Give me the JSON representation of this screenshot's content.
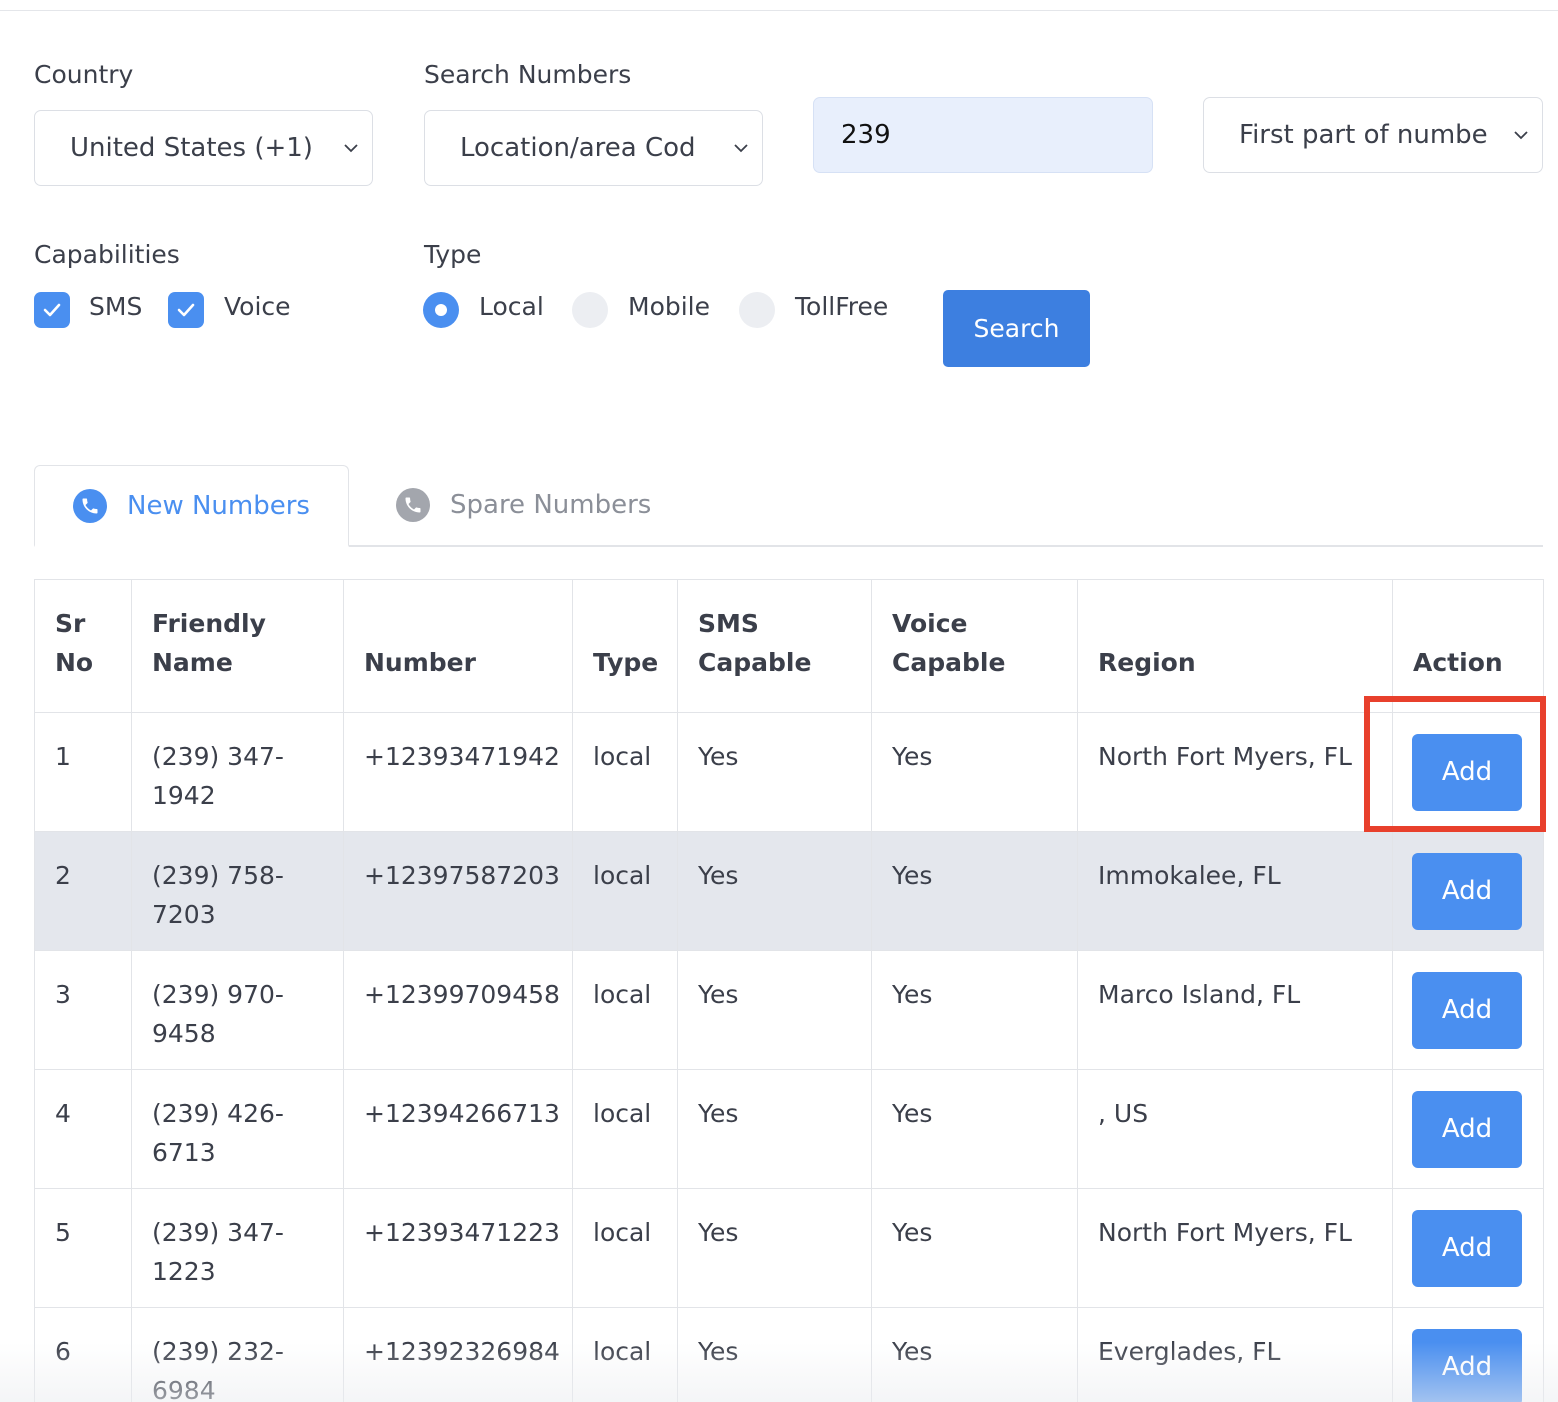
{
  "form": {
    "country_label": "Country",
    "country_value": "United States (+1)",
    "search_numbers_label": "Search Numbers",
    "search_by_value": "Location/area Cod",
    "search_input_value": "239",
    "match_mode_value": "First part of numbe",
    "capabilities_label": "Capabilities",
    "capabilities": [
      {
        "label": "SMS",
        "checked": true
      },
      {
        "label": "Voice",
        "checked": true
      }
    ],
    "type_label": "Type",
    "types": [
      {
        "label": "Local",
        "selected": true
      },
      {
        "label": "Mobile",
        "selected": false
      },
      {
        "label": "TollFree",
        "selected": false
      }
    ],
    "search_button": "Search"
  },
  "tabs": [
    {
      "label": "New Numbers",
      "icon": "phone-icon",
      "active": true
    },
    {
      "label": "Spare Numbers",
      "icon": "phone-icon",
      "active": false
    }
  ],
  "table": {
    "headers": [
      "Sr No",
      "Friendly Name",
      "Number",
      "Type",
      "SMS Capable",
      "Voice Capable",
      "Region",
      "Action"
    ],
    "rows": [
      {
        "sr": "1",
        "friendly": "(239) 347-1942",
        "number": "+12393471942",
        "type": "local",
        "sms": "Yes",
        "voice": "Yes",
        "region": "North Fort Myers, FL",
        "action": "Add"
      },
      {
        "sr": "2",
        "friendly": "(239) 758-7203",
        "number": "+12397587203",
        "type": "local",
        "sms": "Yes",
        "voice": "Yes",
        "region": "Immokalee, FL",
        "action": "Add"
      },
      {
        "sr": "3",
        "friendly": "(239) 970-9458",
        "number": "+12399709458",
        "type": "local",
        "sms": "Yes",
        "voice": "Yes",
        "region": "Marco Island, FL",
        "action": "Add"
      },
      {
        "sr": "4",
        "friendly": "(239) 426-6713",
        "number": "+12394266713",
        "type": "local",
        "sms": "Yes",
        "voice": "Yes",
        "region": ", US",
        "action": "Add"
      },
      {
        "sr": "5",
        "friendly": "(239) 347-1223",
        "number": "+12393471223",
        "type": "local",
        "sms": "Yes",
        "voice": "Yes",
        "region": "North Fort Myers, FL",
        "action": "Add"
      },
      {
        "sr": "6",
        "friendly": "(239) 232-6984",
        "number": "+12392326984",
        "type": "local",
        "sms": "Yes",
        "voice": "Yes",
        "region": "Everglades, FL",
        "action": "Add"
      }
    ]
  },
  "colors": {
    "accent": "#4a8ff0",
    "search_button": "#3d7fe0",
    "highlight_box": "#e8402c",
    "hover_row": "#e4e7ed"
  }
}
- - -
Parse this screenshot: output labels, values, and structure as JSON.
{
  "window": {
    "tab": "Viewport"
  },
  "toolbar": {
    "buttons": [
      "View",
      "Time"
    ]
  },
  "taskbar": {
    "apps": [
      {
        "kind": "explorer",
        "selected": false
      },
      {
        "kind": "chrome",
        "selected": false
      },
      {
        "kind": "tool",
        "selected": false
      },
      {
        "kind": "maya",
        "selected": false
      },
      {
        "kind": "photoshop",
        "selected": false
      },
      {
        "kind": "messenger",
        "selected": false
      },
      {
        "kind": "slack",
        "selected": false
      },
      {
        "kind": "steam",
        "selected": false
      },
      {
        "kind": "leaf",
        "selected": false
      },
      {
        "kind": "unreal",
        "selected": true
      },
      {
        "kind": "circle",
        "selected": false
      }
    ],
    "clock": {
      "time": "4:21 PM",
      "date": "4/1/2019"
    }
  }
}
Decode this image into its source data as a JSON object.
- - -
### [Required task]
Collect each line of the entries that has the word "screenshot", copying it in full.

### [Finished task]
Give me the JSON representation of this screenshot's content.
Parse this screenshot: output labels, values, and structure as JSON.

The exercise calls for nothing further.